Thursday, August 13, 2009

A quick note

Some time ago when I began to seriously study the concept of the rapture, I shifted from being a sceptical posttribber to believing that pretribulationism has the best answers. My modus operandi was to see what pre-trib’s two main opponents were saying about the system and then checking out how pretribulationists responded to those criticisms. One can easily go to several prominent non pre-trib websites and discover that they inevitably have a list of objections, polemics and alleged rebuttals for that system. I would then check what pre-trib scholars would say about opposing systems and how those systems in turn answered criticisms – if at all!

Personally, I’d never considered somehow escaping the “tribulation” - if it occurred in my time - by hiding my head in the sand in fear and believing in a false hope. But it does sober and excite me, as I study deeper, that the Lord could really come for us at any time. If this is truly the case then I had better be constantly prepared or risk being found wanting by my Lord. If I am really prepared to meet my Lord then I am also ready for persecution and possible martyrdom.

Am I 100% sure of a pretribulational rapture? - Certainly not. What I have found is that the two “other” main systems are flawed and that most of their objections to pretribulationism are answerable, despite the polemics I’ve found along the way. What I intend to do soon is to put together a series of supposed pre-trib rebuttals and problems that I’ve come across on those sites, and provide what I think are the answers.

I still intend to do an article on the Olivet Discourse and whether there is a rapture found within it. I began the article over a month ago and it grew into a short story about half way through, so I need to prune and rethink about how I’m going to present it. I’ll probably do that first.

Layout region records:

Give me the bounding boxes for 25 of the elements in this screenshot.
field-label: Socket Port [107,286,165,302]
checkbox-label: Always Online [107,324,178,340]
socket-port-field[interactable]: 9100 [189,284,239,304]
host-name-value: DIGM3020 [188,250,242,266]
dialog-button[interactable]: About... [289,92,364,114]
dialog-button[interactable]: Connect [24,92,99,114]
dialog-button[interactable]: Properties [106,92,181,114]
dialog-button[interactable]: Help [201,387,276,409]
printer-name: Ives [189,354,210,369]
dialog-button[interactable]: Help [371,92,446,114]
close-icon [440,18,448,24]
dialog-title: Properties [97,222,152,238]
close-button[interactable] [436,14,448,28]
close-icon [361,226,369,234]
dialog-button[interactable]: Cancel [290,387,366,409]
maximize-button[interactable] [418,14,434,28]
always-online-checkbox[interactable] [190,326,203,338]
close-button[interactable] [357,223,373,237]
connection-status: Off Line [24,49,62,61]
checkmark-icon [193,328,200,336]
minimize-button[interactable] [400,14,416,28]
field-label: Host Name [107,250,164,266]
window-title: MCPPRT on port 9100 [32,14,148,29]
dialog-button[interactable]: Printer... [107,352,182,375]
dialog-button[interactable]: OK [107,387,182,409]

— Written instruction —
According to the note on the rapture, what view did the writer shift from, and what view did the writer come to hold?

— Final result —
The writer shifted from being a skeptical posttribber to believing that pretribulationism has the best answers.